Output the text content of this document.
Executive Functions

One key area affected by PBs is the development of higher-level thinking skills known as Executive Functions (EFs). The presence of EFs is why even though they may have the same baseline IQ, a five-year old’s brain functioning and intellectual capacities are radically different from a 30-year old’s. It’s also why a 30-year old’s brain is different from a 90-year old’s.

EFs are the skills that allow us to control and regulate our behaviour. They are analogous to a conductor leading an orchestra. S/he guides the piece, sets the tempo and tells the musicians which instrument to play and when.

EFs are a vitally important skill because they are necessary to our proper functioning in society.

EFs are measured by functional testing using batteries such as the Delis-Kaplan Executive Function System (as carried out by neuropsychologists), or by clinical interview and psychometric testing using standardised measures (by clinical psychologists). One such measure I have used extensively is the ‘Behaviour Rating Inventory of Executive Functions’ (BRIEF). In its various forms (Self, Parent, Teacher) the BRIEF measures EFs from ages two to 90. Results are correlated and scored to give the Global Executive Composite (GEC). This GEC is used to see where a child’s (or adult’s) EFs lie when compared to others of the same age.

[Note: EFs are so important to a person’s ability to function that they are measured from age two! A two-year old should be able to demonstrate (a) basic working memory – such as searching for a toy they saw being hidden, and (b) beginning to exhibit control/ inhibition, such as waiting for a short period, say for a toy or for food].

•••

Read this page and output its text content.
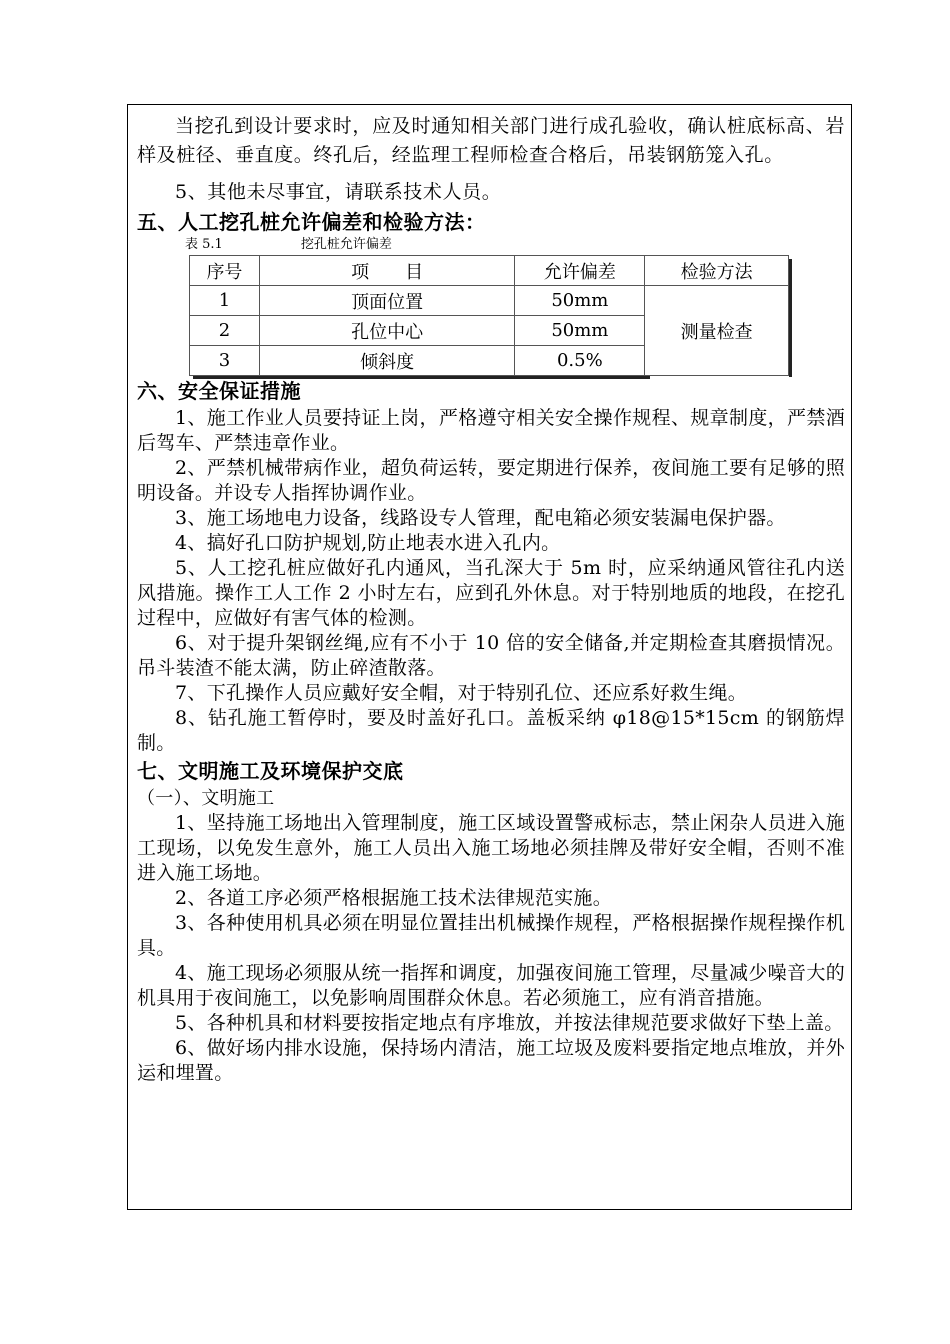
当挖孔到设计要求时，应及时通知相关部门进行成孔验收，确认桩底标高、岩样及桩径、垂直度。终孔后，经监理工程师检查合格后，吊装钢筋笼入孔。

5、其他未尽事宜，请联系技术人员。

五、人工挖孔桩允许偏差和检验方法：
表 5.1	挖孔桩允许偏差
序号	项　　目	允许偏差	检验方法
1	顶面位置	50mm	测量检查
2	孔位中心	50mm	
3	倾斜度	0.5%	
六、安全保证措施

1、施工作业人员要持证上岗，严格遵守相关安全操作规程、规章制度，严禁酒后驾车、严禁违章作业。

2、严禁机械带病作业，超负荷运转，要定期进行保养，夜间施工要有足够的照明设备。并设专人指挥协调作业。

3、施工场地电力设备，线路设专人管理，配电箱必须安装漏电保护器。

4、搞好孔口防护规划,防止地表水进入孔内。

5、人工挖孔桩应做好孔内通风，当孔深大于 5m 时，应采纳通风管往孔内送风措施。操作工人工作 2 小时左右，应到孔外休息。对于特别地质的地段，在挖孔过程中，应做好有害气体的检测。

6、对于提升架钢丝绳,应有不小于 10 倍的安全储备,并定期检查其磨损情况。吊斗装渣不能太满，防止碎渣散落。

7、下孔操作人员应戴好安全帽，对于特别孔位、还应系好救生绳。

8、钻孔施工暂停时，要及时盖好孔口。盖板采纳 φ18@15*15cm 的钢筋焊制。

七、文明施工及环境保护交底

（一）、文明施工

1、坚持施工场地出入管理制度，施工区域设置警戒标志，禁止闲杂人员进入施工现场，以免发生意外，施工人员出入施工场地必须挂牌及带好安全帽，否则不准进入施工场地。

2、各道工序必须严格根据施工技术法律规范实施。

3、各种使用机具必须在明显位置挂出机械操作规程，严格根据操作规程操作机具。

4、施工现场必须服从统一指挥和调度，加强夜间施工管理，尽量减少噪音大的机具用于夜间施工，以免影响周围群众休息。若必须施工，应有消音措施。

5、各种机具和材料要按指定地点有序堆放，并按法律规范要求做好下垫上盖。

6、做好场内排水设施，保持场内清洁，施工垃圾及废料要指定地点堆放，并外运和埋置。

•••

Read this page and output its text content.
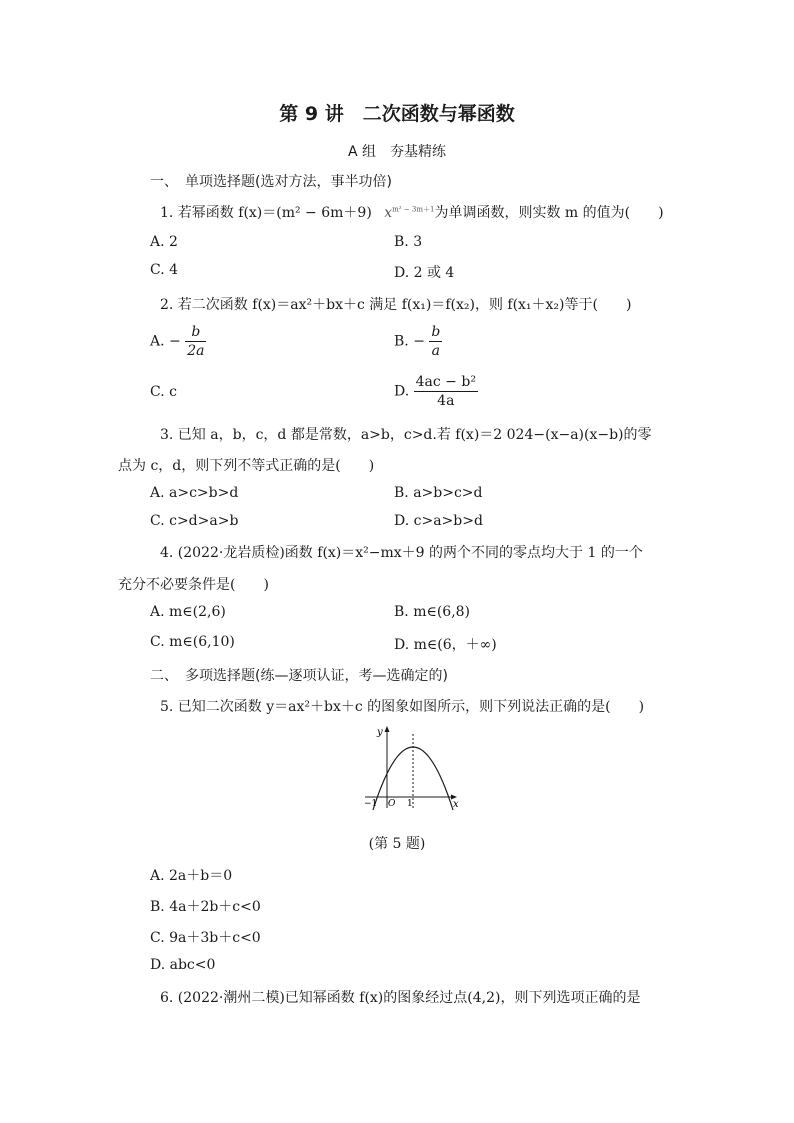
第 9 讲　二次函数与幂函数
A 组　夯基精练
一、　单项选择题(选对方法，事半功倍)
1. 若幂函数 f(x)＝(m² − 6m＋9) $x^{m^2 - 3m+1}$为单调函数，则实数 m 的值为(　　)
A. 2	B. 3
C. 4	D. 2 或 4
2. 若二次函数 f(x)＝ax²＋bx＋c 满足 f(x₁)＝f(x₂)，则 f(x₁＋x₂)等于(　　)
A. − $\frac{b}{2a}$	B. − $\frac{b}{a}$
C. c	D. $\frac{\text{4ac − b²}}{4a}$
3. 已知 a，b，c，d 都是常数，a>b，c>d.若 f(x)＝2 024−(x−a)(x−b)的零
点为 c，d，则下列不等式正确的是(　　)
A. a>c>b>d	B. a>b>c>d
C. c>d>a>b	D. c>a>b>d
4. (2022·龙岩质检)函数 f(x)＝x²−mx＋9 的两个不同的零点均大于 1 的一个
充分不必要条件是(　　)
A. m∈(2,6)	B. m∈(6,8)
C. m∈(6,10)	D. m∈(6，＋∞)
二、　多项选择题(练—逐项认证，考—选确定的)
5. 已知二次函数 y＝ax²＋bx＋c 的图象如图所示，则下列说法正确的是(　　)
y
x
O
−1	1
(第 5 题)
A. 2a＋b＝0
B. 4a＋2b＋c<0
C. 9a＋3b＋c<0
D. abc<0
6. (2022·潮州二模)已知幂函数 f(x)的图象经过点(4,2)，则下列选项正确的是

•••

From the listing above, pick out every line containing "text".

Output the text content of this document.
Read this page and output its text content.
Read this page and output its text content.
C. c	D. $\frac{\text{4ac − b²}}{4a}$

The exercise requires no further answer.